---------- RAW DATA

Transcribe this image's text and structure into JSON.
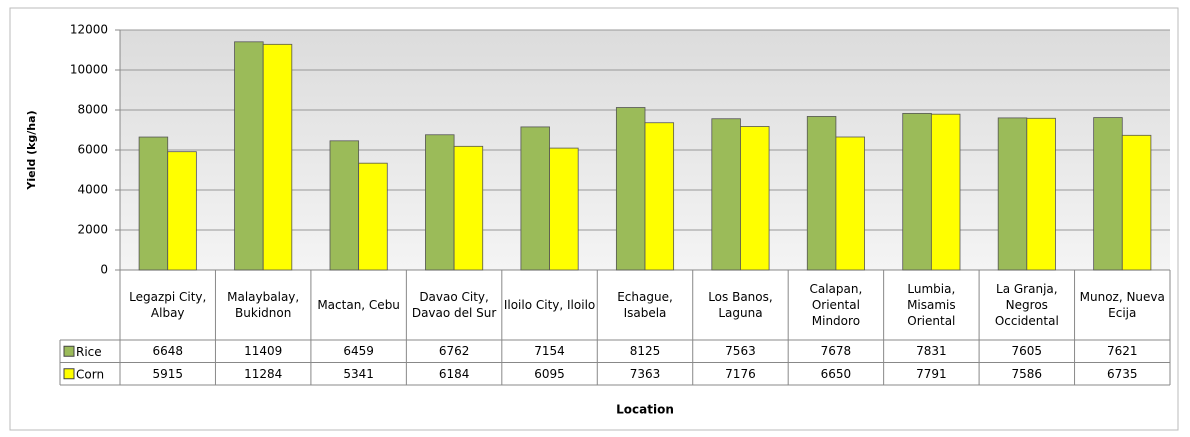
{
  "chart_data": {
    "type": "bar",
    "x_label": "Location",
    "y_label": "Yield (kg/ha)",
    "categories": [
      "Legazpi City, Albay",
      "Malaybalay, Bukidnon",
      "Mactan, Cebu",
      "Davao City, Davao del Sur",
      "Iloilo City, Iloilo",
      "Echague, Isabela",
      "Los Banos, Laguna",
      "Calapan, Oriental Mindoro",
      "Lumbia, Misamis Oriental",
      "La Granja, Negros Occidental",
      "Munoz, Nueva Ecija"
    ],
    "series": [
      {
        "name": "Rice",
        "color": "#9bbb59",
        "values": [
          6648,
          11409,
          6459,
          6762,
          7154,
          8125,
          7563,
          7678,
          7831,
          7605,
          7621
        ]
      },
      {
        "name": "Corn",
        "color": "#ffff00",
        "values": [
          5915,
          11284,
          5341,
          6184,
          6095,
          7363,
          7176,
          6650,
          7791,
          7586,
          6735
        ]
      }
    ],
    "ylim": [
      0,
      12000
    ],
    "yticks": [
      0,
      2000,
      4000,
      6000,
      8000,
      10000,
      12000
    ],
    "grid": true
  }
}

--------------------
---------- RAW DATA

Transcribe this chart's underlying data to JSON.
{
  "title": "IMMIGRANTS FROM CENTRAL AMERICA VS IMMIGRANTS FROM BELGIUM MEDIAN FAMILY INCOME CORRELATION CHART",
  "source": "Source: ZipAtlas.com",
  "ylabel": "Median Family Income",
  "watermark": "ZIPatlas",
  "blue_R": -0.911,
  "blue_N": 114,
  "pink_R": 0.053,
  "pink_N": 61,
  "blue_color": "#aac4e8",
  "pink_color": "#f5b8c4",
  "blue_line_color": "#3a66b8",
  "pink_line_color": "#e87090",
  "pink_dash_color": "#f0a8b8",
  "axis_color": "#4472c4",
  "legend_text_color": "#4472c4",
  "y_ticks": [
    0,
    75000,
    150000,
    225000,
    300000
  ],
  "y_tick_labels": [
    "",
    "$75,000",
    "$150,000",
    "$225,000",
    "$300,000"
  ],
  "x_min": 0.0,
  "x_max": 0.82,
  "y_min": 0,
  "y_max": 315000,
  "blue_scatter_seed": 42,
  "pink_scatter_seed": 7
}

--------------------

Locate the lines above that hold the word "JSON". Show every one of them.

Transcribe this image's text and structure into JSON.
Transcribe this chart's underlying data to JSON.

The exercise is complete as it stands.